◆ EXERCISE AIM:
Copy the lines that follow, keeping every character the same.

####

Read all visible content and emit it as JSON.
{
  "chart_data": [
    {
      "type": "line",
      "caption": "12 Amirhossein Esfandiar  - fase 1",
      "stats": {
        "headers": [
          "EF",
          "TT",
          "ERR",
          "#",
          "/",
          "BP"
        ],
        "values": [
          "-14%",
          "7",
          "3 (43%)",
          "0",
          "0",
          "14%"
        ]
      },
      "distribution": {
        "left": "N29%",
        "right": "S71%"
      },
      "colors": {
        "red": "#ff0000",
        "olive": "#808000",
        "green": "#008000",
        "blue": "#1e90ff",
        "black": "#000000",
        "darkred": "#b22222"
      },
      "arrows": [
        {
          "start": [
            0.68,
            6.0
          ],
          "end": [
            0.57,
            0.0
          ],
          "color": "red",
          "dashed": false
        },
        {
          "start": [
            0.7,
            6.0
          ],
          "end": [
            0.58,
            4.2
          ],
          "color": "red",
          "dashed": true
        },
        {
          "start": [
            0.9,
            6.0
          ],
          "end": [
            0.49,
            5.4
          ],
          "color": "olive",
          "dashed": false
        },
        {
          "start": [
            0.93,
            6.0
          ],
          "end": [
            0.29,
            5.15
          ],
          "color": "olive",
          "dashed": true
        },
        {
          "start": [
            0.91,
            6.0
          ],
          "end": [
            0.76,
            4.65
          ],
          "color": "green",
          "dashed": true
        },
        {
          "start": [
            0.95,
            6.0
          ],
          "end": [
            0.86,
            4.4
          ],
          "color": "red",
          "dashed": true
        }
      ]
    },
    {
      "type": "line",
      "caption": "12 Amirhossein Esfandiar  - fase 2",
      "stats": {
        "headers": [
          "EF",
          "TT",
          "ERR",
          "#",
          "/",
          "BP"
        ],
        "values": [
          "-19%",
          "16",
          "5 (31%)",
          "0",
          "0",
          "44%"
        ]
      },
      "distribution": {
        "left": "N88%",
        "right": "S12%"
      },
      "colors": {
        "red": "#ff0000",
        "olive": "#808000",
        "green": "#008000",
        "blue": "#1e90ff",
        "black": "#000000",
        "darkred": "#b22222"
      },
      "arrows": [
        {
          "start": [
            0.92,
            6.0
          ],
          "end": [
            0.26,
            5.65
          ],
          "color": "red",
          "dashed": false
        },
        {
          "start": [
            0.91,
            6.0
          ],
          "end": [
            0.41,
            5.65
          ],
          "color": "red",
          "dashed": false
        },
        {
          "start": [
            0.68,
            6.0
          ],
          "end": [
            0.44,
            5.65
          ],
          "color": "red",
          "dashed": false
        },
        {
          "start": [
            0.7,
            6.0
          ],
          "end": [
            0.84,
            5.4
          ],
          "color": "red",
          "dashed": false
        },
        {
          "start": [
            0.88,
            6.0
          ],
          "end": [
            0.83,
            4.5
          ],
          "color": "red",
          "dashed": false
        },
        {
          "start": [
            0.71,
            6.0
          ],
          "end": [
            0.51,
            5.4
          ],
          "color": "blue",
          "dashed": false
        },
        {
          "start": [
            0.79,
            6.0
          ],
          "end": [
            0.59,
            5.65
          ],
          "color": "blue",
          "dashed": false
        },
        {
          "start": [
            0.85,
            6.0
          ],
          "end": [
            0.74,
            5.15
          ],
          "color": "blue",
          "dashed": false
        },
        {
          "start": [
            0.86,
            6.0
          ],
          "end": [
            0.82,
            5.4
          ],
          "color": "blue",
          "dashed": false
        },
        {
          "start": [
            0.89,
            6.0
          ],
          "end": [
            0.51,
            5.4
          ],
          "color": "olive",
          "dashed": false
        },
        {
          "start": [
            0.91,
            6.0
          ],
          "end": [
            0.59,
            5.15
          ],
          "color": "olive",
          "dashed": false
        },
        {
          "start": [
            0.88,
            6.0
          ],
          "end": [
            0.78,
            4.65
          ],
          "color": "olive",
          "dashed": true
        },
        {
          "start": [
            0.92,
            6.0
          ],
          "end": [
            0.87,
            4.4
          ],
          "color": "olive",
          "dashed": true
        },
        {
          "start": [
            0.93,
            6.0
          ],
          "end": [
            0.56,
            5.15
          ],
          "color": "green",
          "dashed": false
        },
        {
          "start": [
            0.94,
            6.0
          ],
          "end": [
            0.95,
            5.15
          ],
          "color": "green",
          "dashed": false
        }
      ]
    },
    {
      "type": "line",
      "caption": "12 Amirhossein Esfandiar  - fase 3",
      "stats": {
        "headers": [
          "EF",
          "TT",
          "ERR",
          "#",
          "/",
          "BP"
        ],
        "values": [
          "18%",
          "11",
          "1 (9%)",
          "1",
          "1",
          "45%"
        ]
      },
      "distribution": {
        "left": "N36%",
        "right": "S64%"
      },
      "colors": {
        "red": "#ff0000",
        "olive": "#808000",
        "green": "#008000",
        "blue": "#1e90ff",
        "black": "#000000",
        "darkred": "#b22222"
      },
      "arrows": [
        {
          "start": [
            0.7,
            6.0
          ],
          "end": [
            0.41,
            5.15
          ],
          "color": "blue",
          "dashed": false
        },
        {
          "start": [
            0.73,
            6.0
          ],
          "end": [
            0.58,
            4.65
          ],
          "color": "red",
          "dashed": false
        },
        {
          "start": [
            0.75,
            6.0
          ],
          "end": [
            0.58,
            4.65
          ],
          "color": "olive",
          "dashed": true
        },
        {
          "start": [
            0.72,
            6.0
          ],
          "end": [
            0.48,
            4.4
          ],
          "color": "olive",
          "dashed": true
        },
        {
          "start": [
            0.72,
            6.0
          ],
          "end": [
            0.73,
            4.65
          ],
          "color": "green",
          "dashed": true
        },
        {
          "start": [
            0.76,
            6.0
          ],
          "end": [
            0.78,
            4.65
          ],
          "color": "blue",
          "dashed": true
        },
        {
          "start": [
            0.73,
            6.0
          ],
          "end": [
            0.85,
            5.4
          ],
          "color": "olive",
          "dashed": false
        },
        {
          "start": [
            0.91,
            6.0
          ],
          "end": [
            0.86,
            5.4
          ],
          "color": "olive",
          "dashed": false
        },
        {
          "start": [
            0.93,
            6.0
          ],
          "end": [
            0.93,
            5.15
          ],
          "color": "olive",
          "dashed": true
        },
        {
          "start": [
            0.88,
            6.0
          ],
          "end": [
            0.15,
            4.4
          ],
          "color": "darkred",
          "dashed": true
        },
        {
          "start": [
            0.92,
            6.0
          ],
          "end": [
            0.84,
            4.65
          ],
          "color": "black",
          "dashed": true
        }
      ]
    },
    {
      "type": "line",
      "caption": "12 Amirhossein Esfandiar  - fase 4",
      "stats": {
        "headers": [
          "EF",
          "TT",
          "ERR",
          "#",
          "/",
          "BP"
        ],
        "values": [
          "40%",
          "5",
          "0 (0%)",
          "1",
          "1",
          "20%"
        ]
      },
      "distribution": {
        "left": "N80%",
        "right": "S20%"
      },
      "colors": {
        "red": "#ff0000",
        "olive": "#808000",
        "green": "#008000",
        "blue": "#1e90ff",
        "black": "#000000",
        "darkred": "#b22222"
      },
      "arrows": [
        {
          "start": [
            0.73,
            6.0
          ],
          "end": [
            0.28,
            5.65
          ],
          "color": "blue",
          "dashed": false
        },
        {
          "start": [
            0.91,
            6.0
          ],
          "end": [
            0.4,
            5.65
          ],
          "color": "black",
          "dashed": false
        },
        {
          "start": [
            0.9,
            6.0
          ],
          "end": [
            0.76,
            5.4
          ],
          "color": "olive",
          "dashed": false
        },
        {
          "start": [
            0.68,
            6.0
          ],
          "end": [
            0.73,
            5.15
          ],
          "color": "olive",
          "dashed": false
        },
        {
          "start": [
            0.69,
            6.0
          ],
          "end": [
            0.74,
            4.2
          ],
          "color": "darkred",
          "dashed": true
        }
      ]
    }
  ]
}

####

◆ RIGHT ANSWER:
Read all visible content and emit it as JSON.
{
  "chart_data": [
    {
      "type": "line",
      "caption": "12 Amirhossein Esfandiar  - fase 1",
      "stats": {
        "headers": [
          "EF",
          "TT",
          "ERR",
          "#",
          "/",
          "BP"
        ],
        "values": [
          "-14%",
          "7",
          "3 (43%)",
          "0",
          "0",
          "14%"
        ]
      },
      "distribution": {
        "left": "N29%",
        "right": "S71%"
      },
      "colors": {
        "red": "#ff0000",
        "olive": "#808000",
        "green": "#008000",
        "blue": "#1e90ff",
        "black": "#000000",
        "darkred": "#b22222"
      },
      "arrows": [
        {
          "start": [
            0.68,
            6.0
          ],
          "end": [
            0.57,
            0.0
          ],
          "color": "red",
          "dashed": false
        },
        {
          "start": [
            0.7,
            6.0
          ],
          "end": [
            0.58,
            4.2
          ],
          "color": "red",
          "dashed": true
        },
        {
          "start": [
            0.9,
            6.0
          ],
          "end": [
            0.49,
            5.4
          ],
          "color": "olive",
          "dashed": false
        },
        {
          "start": [
            0.93,
            6.0
          ],
          "end": [
            0.29,
            5.15
          ],
          "color": "olive",
          "dashed": true
        },
        {
          "start": [
            0.91,
            6.0
          ],
          "end": [
            0.76,
            4.65
          ],
          "color": "green",
          "dashed": true
        },
        {
          "start": [
            0.95,
            6.0
          ],
          "end": [
            0.86,
            4.4
          ],
          "color": "red",
          "dashed": true
        }
      ]
    },
    {
      "type": "line",
      "caption": "12 Amirhossein Esfandiar  - fase 2",
      "stats": {
        "headers": [
          "EF",
          "TT",
          "ERR",
          "#",
          "/",
          "BP"
        ],
        "values": [
          "-19%",
          "16",
          "5 (31%)",
          "0",
          "0",
          "44%"
        ]
      },
      "distribution": {
        "left": "N88%",
        "right": "S12%"
      },
      "colors": {
        "red": "#ff0000",
        "olive": "#808000",
        "green": "#008000",
        "blue": "#1e90ff",
        "black": "#000000",
        "darkred": "#b22222"
      },
      "arrows": [
        {
          "start": [
            0.92,
            6.0
          ],
          "end": [
            0.26,
            5.65
          ],
          "color": "red",
          "dashed": false
        },
        {
          "start": [
            0.91,
            6.0
          ],
          "end": [
            0.41,
            5.65
          ],
          "color": "red",
          "dashed": false
        },
        {
          "start": [
            0.68,
            6.0
          ],
          "end": [
            0.44,
            5.65
          ],
          "color": "red",
          "dashed": false
        },
        {
          "start": [
            0.7,
            6.0
          ],
          "end": [
            0.84,
            5.4
          ],
          "color": "red",
          "dashed": false
        },
        {
          "start": [
            0.88,
            6.0
          ],
          "end": [
            0.83,
            4.5
          ],
          "color": "red",
          "dashed": false
        },
        {
          "start": [
            0.71,
            6.0
          ],
          "end": [
            0.51,
            5.4
          ],
          "color": "blue",
          "dashed": false
        },
        {
          "start": [
            0.79,
            6.0
          ],
          "end": [
            0.59,
            5.65
          ],
          "color": "blue",
          "dashed": false
        },
        {
          "start": [
            0.85,
            6.0
          ],
          "end": [
            0.74,
            5.15
          ],
          "color": "blue",
          "dashed": false
        },
        {
          "start": [
            0.86,
            6.0
          ],
          "end": [
            0.82,
            5.4
          ],
          "color": "blue",
          "dashed": false
        },
        {
          "start": [
            0.89,
            6.0
          ],
          "end": [
            0.51,
            5.4
          ],
          "color": "olive",
          "dashed": false
        },
        {
          "start": [
            0.91,
            6.0
          ],
          "end": [
            0.59,
            5.15
          ],
          "color": "olive",
          "dashed": false
        },
        {
          "start": [
            0.88,
            6.0
          ],
          "end": [
            0.78,
            4.65
          ],
          "color": "olive",
          "dashed": true
        },
        {
          "start": [
            0.92,
            6.0
          ],
          "end": [
            0.87,
            4.4
          ],
          "color": "olive",
          "dashed": true
        },
        {
          "start": [
            0.93,
            6.0
          ],
          "end": [
            0.56,
            5.15
          ],
          "color": "green",
          "dashed": false
        },
        {
          "start": [
            0.94,
            6.0
          ],
          "end": [
            0.95,
            5.15
          ],
          "color": "green",
          "dashed": false
        }
      ]
    },
    {
      "type": "line",
      "caption": "12 Amirhossein Esfandiar  - fase 3",
      "stats": {
        "headers": [
          "EF",
          "TT",
          "ERR",
          "#",
          "/",
          "BP"
        ],
        "values": [
          "18%",
          "11",
          "1 (9%)",
          "1",
          "1",
          "45%"
        ]
      },
      "distribution": {
        "left": "N36%",
        "right": "S64%"
      },
      "colors": {
        "red": "#ff0000",
        "olive": "#808000",
        "green": "#008000",
        "blue": "#1e90ff",
        "black": "#000000",
        "darkred": "#b22222"
      },
      "arrows": [
        {
          "start": [
            0.7,
            6.0
          ],
          "end": [
            0.41,
            5.15
          ],
          "color": "blue",
          "dashed": false
        },
        {
          "start": [
            0.73,
            6.0
          ],
          "end": [
            0.58,
            4.65
          ],
          "color": "red",
          "dashed": false
        },
        {
          "start": [
            0.75,
            6.0
          ],
          "end": [
            0.58,
            4.65
          ],
          "color": "olive",
          "dashed": true
        },
        {
          "start": [
            0.72,
            6.0
          ],
          "end": [
            0.48,
            4.4
          ],
          "color": "olive",
          "dashed": true
        },
        {
          "start": [
            0.72,
            6.0
          ],
          "end": [
            0.73,
            4.65
          ],
          "color": "green",
          "dashed": true
        },
        {
          "start": [
            0.76,
            6.0
          ],
          "end": [
            0.78,
            4.65
          ],
          "color": "blue",
          "dashed": true
        },
        {
          "start": [
            0.73,
            6.0
          ],
          "end": [
            0.85,
            5.4
          ],
          "color": "olive",
          "dashed": false
        },
        {
          "start": [
            0.91,
            6.0
          ],
          "end": [
            0.86,
            5.4
          ],
          "color": "olive",
          "dashed": false
        },
        {
          "start": [
            0.93,
            6.0
          ],
          "end": [
            0.93,
            5.15
          ],
          "color": "olive",
          "dashed": true
        },
        {
          "start": [
            0.88,
            6.0
          ],
          "end": [
            0.15,
            4.4
          ],
          "color": "darkred",
          "dashed": true
        },
        {
          "start": [
            0.92,
            6.0
          ],
          "end": [
            0.84,
            4.65
          ],
          "color": "black",
          "dashed": true
        }
      ]
    },
    {
      "type": "line",
      "caption": "12 Amirhossein Esfandiar  - fase 4",
      "stats": {
        "headers": [
          "EF",
          "TT",
          "ERR",
          "#",
          "/",
          "BP"
        ],
        "values": [
          "40%",
          "5",
          "0 (0%)",
          "1",
          "1",
          "20%"
        ]
      },
      "distribution": {
        "left": "N80%",
        "right": "S20%"
      },
      "colors": {
        "red": "#ff0000",
        "olive": "#808000",
        "green": "#008000",
        "blue": "#1e90ff",
        "black": "#000000",
        "darkred": "#b22222"
      },
      "arrows": [
        {
          "start": [
            0.73,
            6.0
          ],
          "end": [
            0.28,
            5.65
          ],
          "color": "blue",
          "dashed": false
        },
        {
          "start": [
            0.91,
            6.0
          ],
          "end": [
            0.4,
            5.65
          ],
          "color": "black",
          "dashed": false
        },
        {
          "start": [
            0.9,
            6.0
          ],
          "end": [
            0.76,
            5.4
          ],
          "color": "olive",
          "dashed": false
        },
        {
          "start": [
            0.68,
            6.0
          ],
          "end": [
            0.73,
            5.15
          ],
          "color": "olive",
          "dashed": false
        },
        {
          "start": [
            0.69,
            6.0
          ],
          "end": [
            0.74,
            4.2
          ],
          "color": "darkred",
          "dashed": true
        }
      ]
    }
  ]
}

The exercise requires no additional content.